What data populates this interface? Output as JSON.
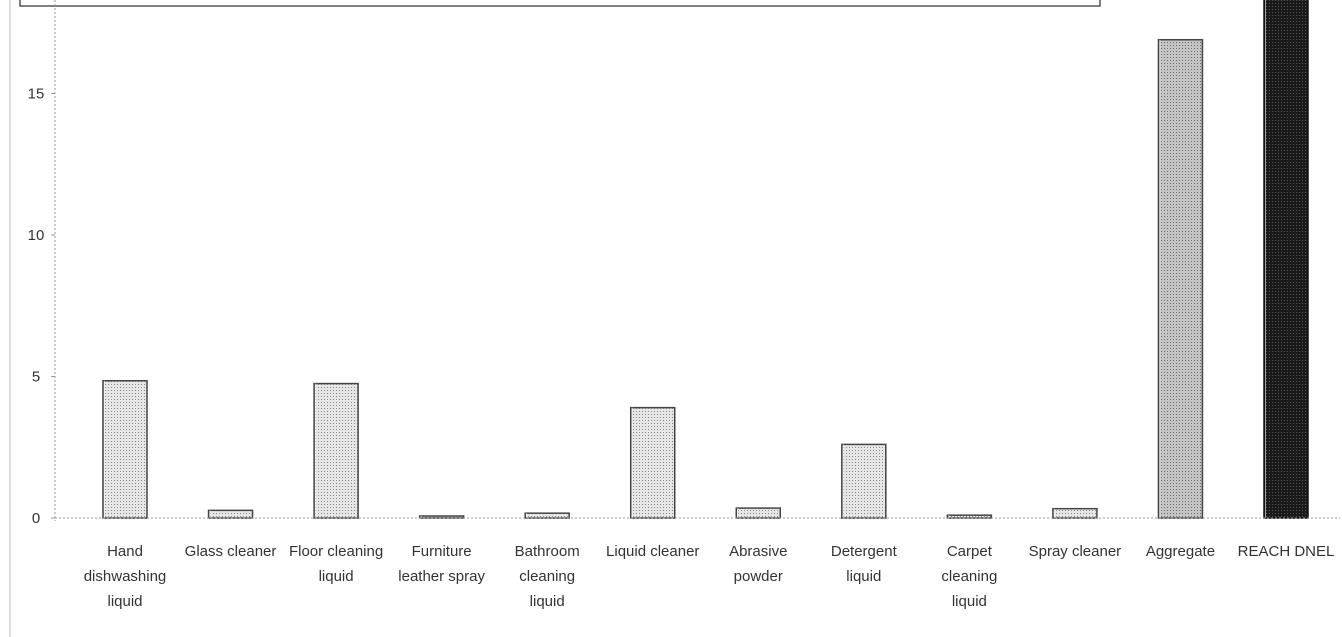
{
  "chart_data": {
    "type": "bar",
    "title": "",
    "xlabel": "",
    "ylabel": "",
    "ylim": [
      0,
      18
    ],
    "yticks": [
      0,
      5,
      10,
      15
    ],
    "grid": false,
    "legend": "none",
    "categories": [
      [
        "Hand",
        "dishwashing",
        "liquid"
      ],
      [
        "Glass cleaner"
      ],
      [
        "Floor cleaning",
        "liquid"
      ],
      [
        "Furniture",
        "leather spray"
      ],
      [
        "Bathroom",
        "cleaning",
        "liquid"
      ],
      [
        "Liquid cleaner"
      ],
      [
        "Abrasive",
        "powder"
      ],
      [
        "Detergent",
        "liquid"
      ],
      [
        "Carpet",
        "cleaning",
        "liquid"
      ],
      [
        "Spray cleaner"
      ],
      [
        "Aggregate"
      ],
      [
        "REACH DNEL"
      ]
    ],
    "values": [
      4.85,
      0.27,
      4.75,
      0.07,
      0.17,
      3.9,
      0.35,
      2.6,
      0.1,
      0.33,
      16.9,
      20
    ],
    "bar_styles": [
      "light",
      "light",
      "light",
      "light",
      "light",
      "light",
      "light",
      "light",
      "light",
      "light",
      "medium",
      "dark"
    ],
    "colors": {
      "light": "#dcdcdc",
      "medium": "#b4b4b4",
      "dark": "#1a1a1a",
      "outline": "#444444",
      "axis": "#999999"
    }
  }
}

——————

Restate the data above exactly, stripping out each image.

▶ Answer for this exercise:
What data populates this interface? Output as JSON.
{
  "chart_data": {
    "type": "bar",
    "title": "",
    "xlabel": "",
    "ylabel": "",
    "ylim": [
      0,
      18
    ],
    "yticks": [
      0,
      5,
      10,
      15
    ],
    "grid": false,
    "legend": "none",
    "categories": [
      [
        "Hand",
        "dishwashing",
        "liquid"
      ],
      [
        "Glass cleaner"
      ],
      [
        "Floor cleaning",
        "liquid"
      ],
      [
        "Furniture",
        "leather spray"
      ],
      [
        "Bathroom",
        "cleaning",
        "liquid"
      ],
      [
        "Liquid cleaner"
      ],
      [
        "Abrasive",
        "powder"
      ],
      [
        "Detergent",
        "liquid"
      ],
      [
        "Carpet",
        "cleaning",
        "liquid"
      ],
      [
        "Spray cleaner"
      ],
      [
        "Aggregate"
      ],
      [
        "REACH DNEL"
      ]
    ],
    "values": [
      4.85,
      0.27,
      4.75,
      0.07,
      0.17,
      3.9,
      0.35,
      2.6,
      0.1,
      0.33,
      16.9,
      20
    ],
    "bar_styles": [
      "light",
      "light",
      "light",
      "light",
      "light",
      "light",
      "light",
      "light",
      "light",
      "light",
      "medium",
      "dark"
    ],
    "colors": {
      "light": "#dcdcdc",
      "medium": "#b4b4b4",
      "dark": "#1a1a1a",
      "outline": "#444444",
      "axis": "#999999"
    }
  }
}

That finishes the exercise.